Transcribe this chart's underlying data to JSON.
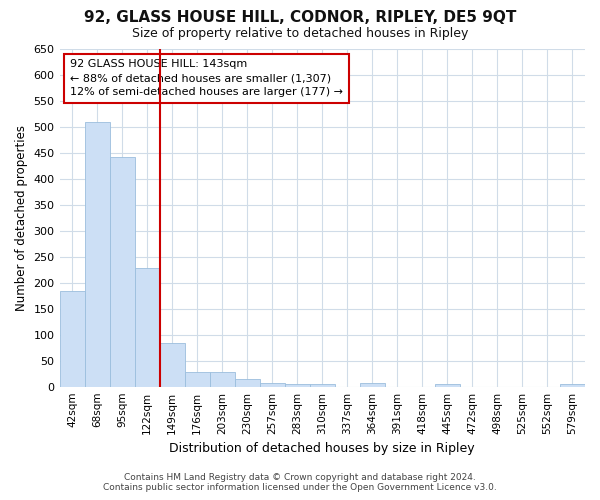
{
  "title": "92, GLASS HOUSE HILL, CODNOR, RIPLEY, DE5 9QT",
  "subtitle": "Size of property relative to detached houses in Ripley",
  "xlabel": "Distribution of detached houses by size in Ripley",
  "ylabel": "Number of detached properties",
  "bar_color": "#ccdff5",
  "bar_edge_color": "#9bbedd",
  "categories": [
    "42sqm",
    "68sqm",
    "95sqm",
    "122sqm",
    "149sqm",
    "176sqm",
    "203sqm",
    "230sqm",
    "257sqm",
    "283sqm",
    "310sqm",
    "337sqm",
    "364sqm",
    "391sqm",
    "418sqm",
    "445sqm",
    "472sqm",
    "498sqm",
    "525sqm",
    "552sqm",
    "579sqm"
  ],
  "values": [
    185,
    510,
    443,
    228,
    85,
    28,
    28,
    14,
    8,
    5,
    5,
    0,
    8,
    0,
    0,
    5,
    0,
    0,
    0,
    0,
    5
  ],
  "vline_color": "#cc0000",
  "ylim": [
    0,
    650
  ],
  "yticks": [
    0,
    50,
    100,
    150,
    200,
    250,
    300,
    350,
    400,
    450,
    500,
    550,
    600,
    650
  ],
  "annotation_lines": [
    "92 GLASS HOUSE HILL: 143sqm",
    "← 88% of detached houses are smaller (1,307)",
    "12% of semi-detached houses are larger (177) →"
  ],
  "footer1": "Contains HM Land Registry data © Crown copyright and database right 2024.",
  "footer2": "Contains public sector information licensed under the Open Government Licence v3.0.",
  "background_color": "#ffffff",
  "axes_bg_color": "#ffffff",
  "grid_color": "#d0dce8"
}
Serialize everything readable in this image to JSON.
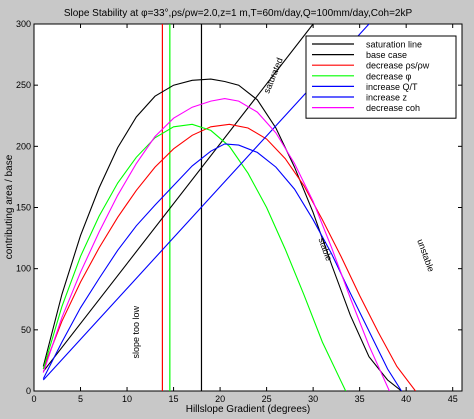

■ ■ ■ ■

Set problem: Go over the records above and tally each line that includes "GLASS". Give the total by itself.

Answer for the task: 2